# THE EXERCISE
Locate each line with the string "则双曲线离心率的取值范围为" in the listing below and copy it.

# EXERCISE INPUT
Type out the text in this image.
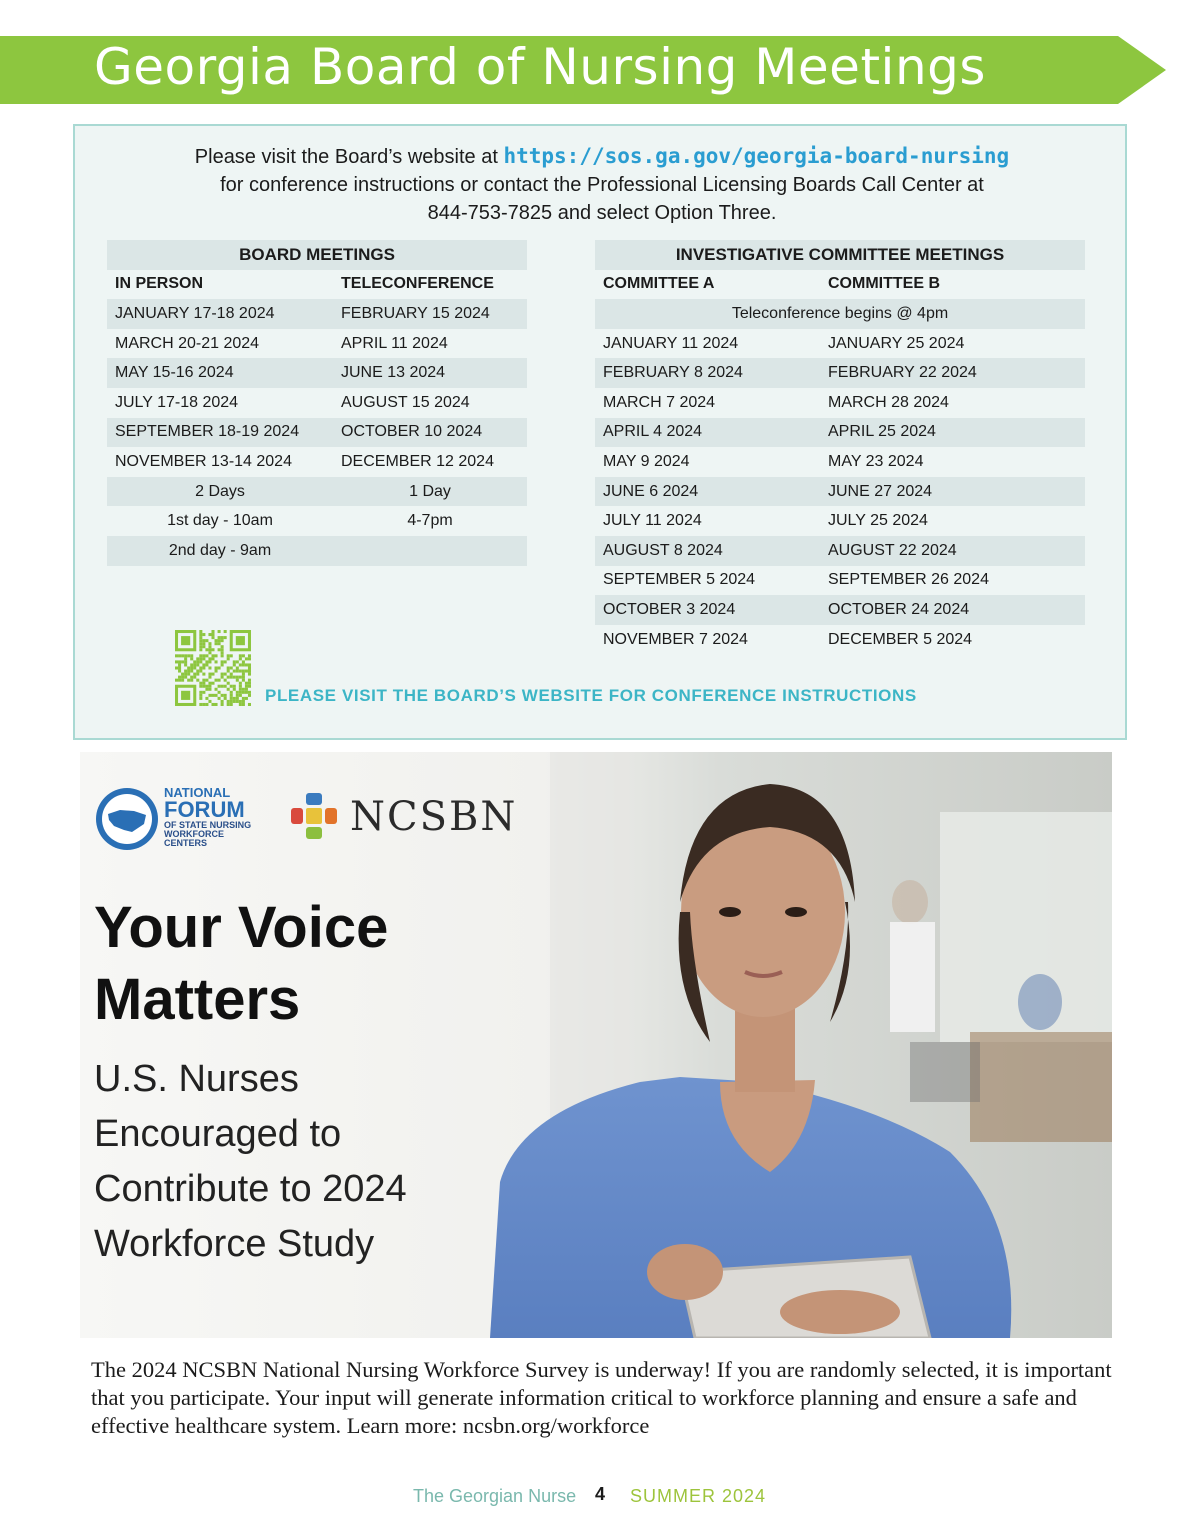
Georgia Board of Nursing Meetings
Please visit the Board’s website at https://sos.ga.gov/georgia-board-nursing
for conference instructions or contact the Professional Licensing Boards Call Center at
844-753-7825 and select Option Three.
BOARD MEETINGS	
IN PERSON	TELECONFERENCE
JANUARY 17-18 2024	FEBRUARY 15 2024
MARCH 20-21 2024	APRIL 11 2024
MAY 15-16 2024	JUNE 13 2024
JULY 17-18 2024	AUGUST 15 2024
SEPTEMBER 18-19 2024	OCTOBER 10 2024
NOVEMBER 13-14 2024	DECEMBER 12 2024
2 Days	1 Day
1st day - 10am	4-7pm
2nd day - 9am	
INVESTIGATIVE COMMITTEE MEETINGS	
COMMITTEE A	COMMITTEE B
Teleconference begins @ 4pm	
JANUARY 11 2024	JANUARY 25 2024
FEBRUARY 8 2024	FEBRUARY 22 2024
MARCH 7 2024	MARCH 28 2024
APRIL 4 2024	APRIL 25 2024
MAY 9 2024	MAY 23 2024
JUNE 6 2024	JUNE 27 2024
JULY 11 2024	JULY 25 2024
AUGUST 8 2024	AUGUST 22 2024
SEPTEMBER 5 2024	SEPTEMBER 26 2024
OCTOBER 3 2024	OCTOBER 24 2024
NOVEMBER 7 2024	DECEMBER 5 2024
PLEASE VISIT THE BOARD’S WEBSITE FOR CONFERENCE INSTRUCTIONS
NATIONAL
FORUM
OF STATE NURSING
WORKFORCE
CENTERS
NCSBN
Your Voice Matters
U.S. Nurses Encouraged to Contribute to 2024 Workforce Study
The 2024 NCSBN National Nursing Workforce Survey is underway! If you are randomly selected, it is important that you participate. Your input will generate information critical to workforce planning and ensure a safe and effective healthcare system. Learn more: ncsbn.org/workforce
The Georgian Nurse 4 SUMMER 2024
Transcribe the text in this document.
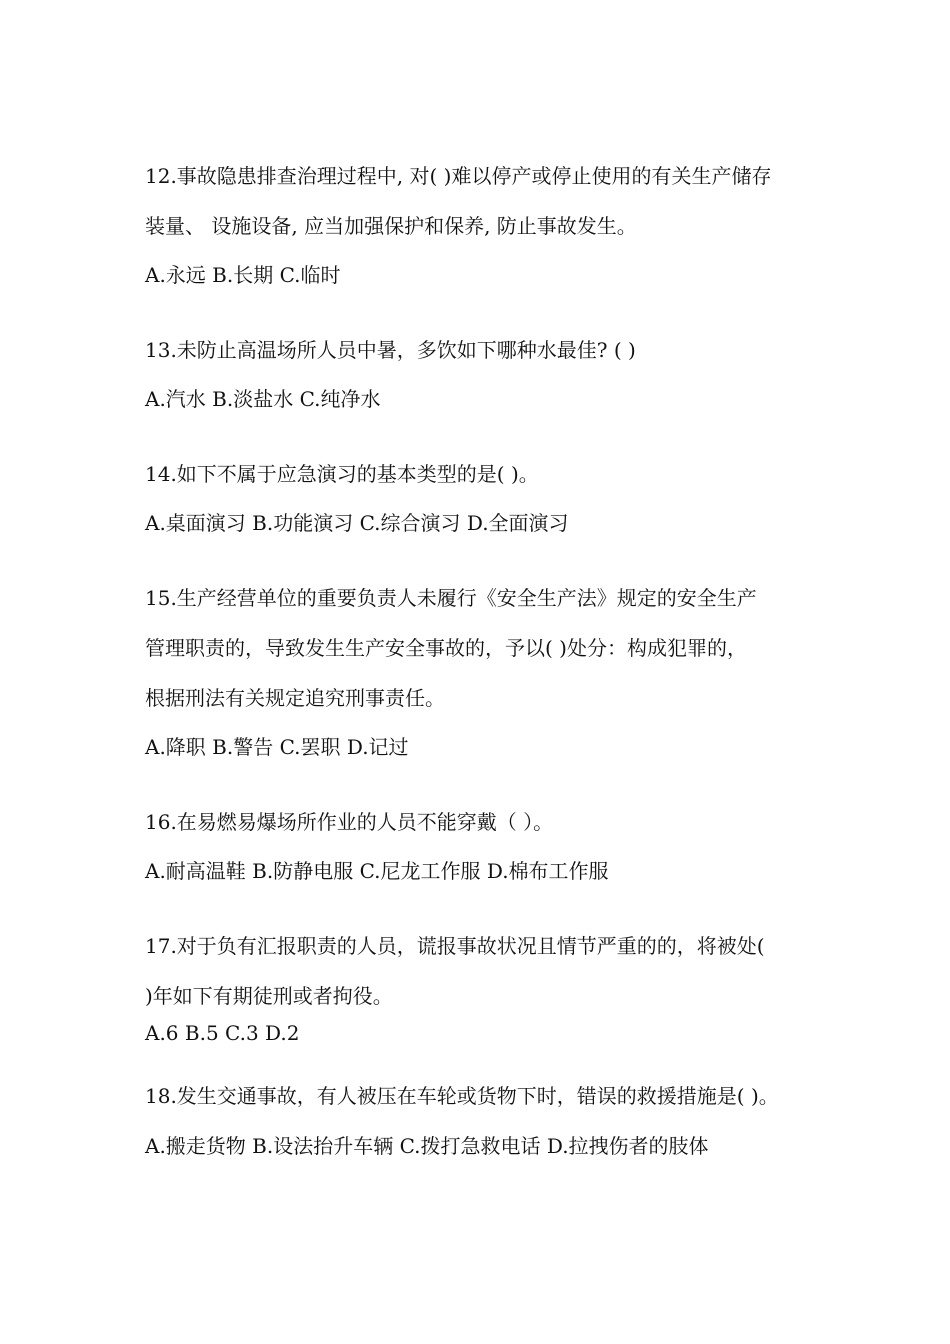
12.事故隐患排查治理过程中, 对( )难以停产或停止使用的有关生产储存
装量、 设施设备, 应当加强保护和保养, 防止事故发生。
A.永远 B.长期 C.临时
13.未防止高温场所人员中暑，多饮如下哪种水最佳? ( )
A.汽水 B.淡盐水 C.纯净水
14.如下不属于应急演习的基本类型的是( )。
A.桌面演习 B.功能演习 C.综合演习 D.全面演习
15.生产经营单位的重要负责人未履行《安全生产法》规定的安全生产
管理职责的，导致发生生产安全事故的，予以( )处分：构成犯罪的，
根据刑法有关规定追究刑事责任。
A.降职 B.警告 C.罢职 D.记过
16.在易燃易爆场所作业的人员不能穿戴（ ）。
A.耐高温鞋 B.防静电服 C.尼龙工作服 D.棉布工作服
17.对于负有汇报职责的人员，谎报事故状况且情节严重的的，将被处(
)年如下有期徒刑或者拘役。
A.6 B.5 C.3 D.2
18.发生交通事故，有人被压在车轮或货物下时，错误的救援措施是( )。
A.搬走货物 B.设法抬升车辆 C.拨打急救电话 D.拉拽伤者的肢体
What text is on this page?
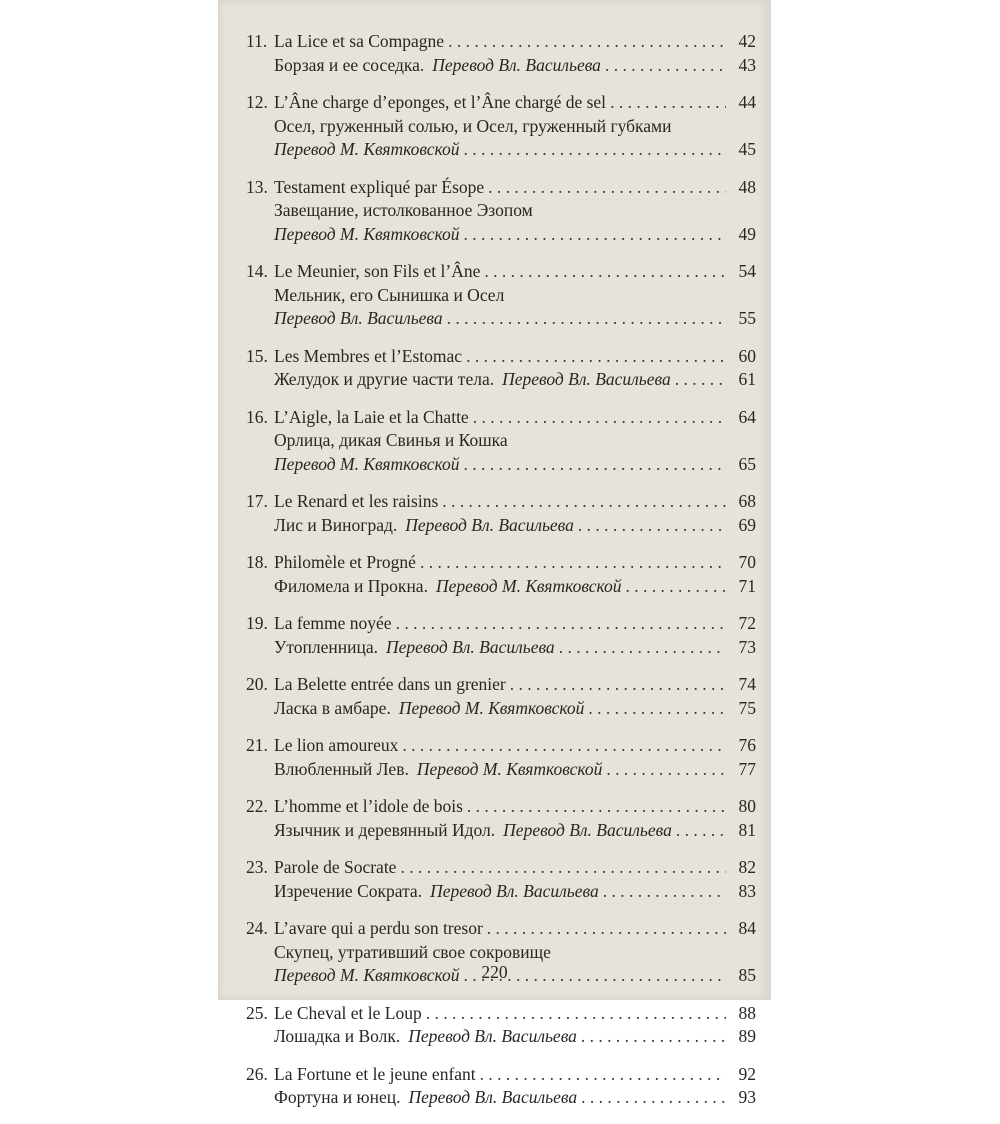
11. La Lice et sa Compagne . . .	42
Борзая и ее соседка. Перевод Вл. Васильева . . .	43
12. L’Âne charge d’eponges, et l’Âne chargé de sel . . .	44
Осел, груженный солью, и Осел, груженный губками
Перевод М. Квятковской . . .	45
13. Testament expliqué par Ésope . . .	48
Завещание, истолкованное Эзопом
Перевод М. Квятковской . . .	49
14. Le Meunier, son Fils et l’Âne . . .	54
Мельник, его Сынишка и Осел
Перевод Вл. Васильева . . .	55
15. Les Membres et l’Estomac . . .	60
Желудок и другие части тела. Перевод Вл. Васильева . . .	61
16. L’Aigle, la Laie et la Chatte . . .	64
Орлица, дикая Свинья и Кошка
Перевод М. Квятковской . . .	65
17. Le Renard et les raisins . . .	68
Лис и Виноград. Перевод Вл. Васильева . . .	69
18. Philomèle et Progné . . .	70
Филомела и Прокна. Перевод М. Квятковской . . .	71
19. La femme noyée . . .	72
Утопленница. Перевод Вл. Васильева . . .	73
20. La Belette entrée dans un grenier . . .	74
Ласка в амбаре. Перевод М. Квятковской . . .	75
21. Le lion amoureux . . .	76
Влюбленный Лев. Перевод М. Квятковской . . .	77
22. L’homme et l’idole de bois . . .	80
Язычник и деревянный Идол. Перевод Вл. Васильева . . .	81
23. Parole de Socrate . . .	82
Изречение Сократа. Перевод Вл. Васильева . . .	83
24. L’avare qui a perdu son tresor . . .	84
Скупец, утративший свое сокровище
Перевод М. Квятковской . . .	85
25. Le Cheval et le Loup . . .	88
Лошадка и Волк. Перевод Вл. Васильева . . .	89
26. La Fortune et le jeune enfant . . .	92
Фортуна и юнец. Перевод Вл. Васильева . . .	93
220
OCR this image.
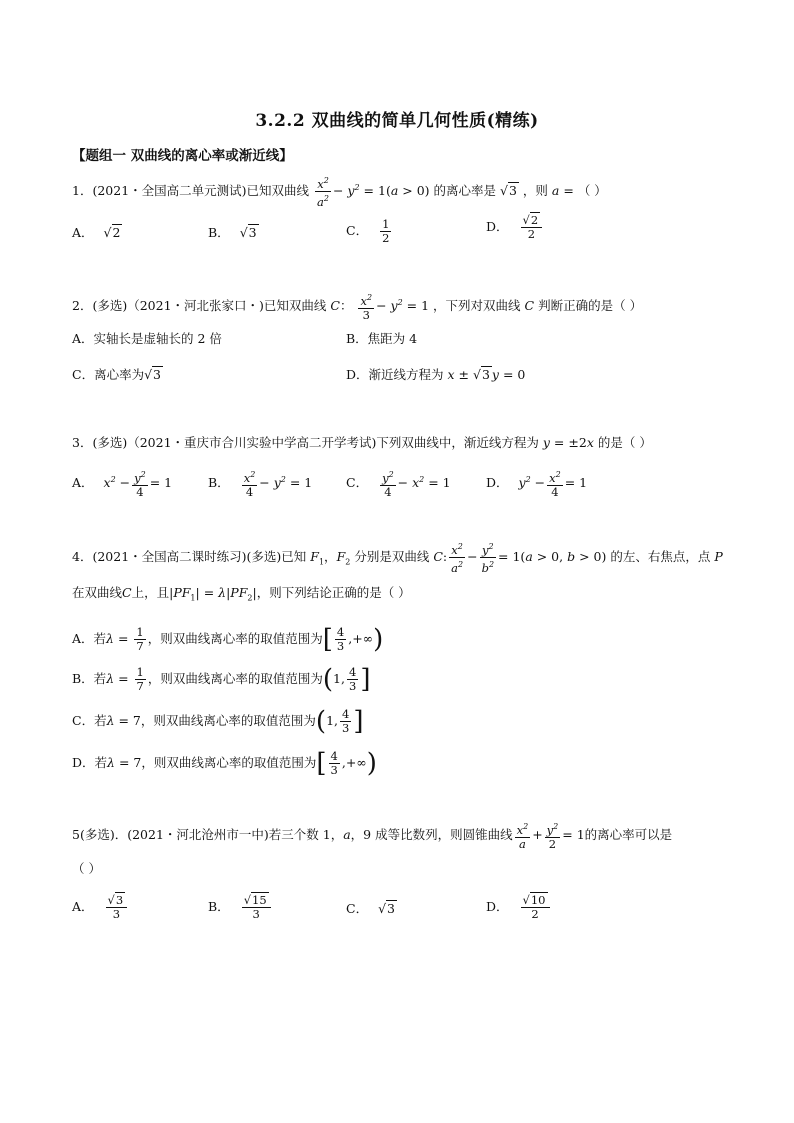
3.2.2 双曲线的简单几何性质(精练)
【题组一 双曲线的离心率或渐近线】
1．(2021・全国高二单元测试)已知双曲线 $\frac{x^2}{a^2} - y^2 = 1(a > 0)$ 的离心率是 √3 ，则 a = （ ）
A． √2	B． √3	C． $\frac{1}{2}$	D． $\frac{√2}{2}$
2．(多选)（2021・河北张家口・)已知双曲线 C： $\frac{x^2}{3} - y^2 = 1$ ，下列对双曲线 C 判断正确的是（ ）
A．实轴长是虚轴长的 2 倍	B．焦距为 4
C．离心率为√3	D．渐近线方程为 x ± √3 y = 0
3．(多选)（2021・重庆市合川实验中学高二开学考试)下列双曲线中，渐近线方程为 y = ±2x 的是（ ）
A． $x^2 - \frac{y^2}{4} = 1$	B． $\frac{x^2}{4} - y^2 = 1$	C． $\frac{y^2}{4} - x^2 = 1$	D． $y^2 - \frac{x^2}{4} = 1$
4．(2021・全国高二课时练习)(多选)已知 $F_1$，$F_2$ 分别是双曲线 C: $\frac{x^2}{a^2} - \frac{y^2}{b^2} = 1(a > 0$, b > 0) 的左、右焦点，点 P
在双曲线C上，且$|PF_1| = \lambda|PF_2|$，则下列结论正确的是（ ）
A．若$\lambda = \frac{1}{7}$ ，则双曲线离心率的取值范围为[ $\frac{4}{3}$ ,+∞)
B．若$\lambda = \frac{1}{7}$ ，则双曲线离心率的取值范围为(1, $\frac{4}{3}$ ]
C．若λ = 7，则双曲线离心率的取值范围为(1, $\frac{4}{3}$ ]
D．若λ = 7，则双曲线离心率的取值范围为[ $\frac{4}{3}$ ,+∞)
5(多选)．(2021・河北沧州市一中)若三个数 1，a，9 成等比数列，则圆锥曲线 $\frac{x^2}{a} + \frac{y^2}{2} = 1$的离心率可以是
（ ）
A． $\frac{√3}{3}$	B． $\frac{√15}{3}$	C． √3	D． $\frac{√10}{2}$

# TASK ANSWER
A．若$\lambda = \frac{1}{7}$ ，则双曲线离心率的取值范围为[ $\frac{4}{3}$ ,+∞)
B．若$\lambda = \frac{1}{7}$ ，则双曲线离心率的取值范围为(1, $\frac{4}{3}$ ]
C．若λ = 7，则双曲线离心率的取值范围为(1, $\frac{4}{3}$ ]
D．若λ = 7，则双曲线离心率的取值范围为[ $\frac{4}{3}$ ,+∞)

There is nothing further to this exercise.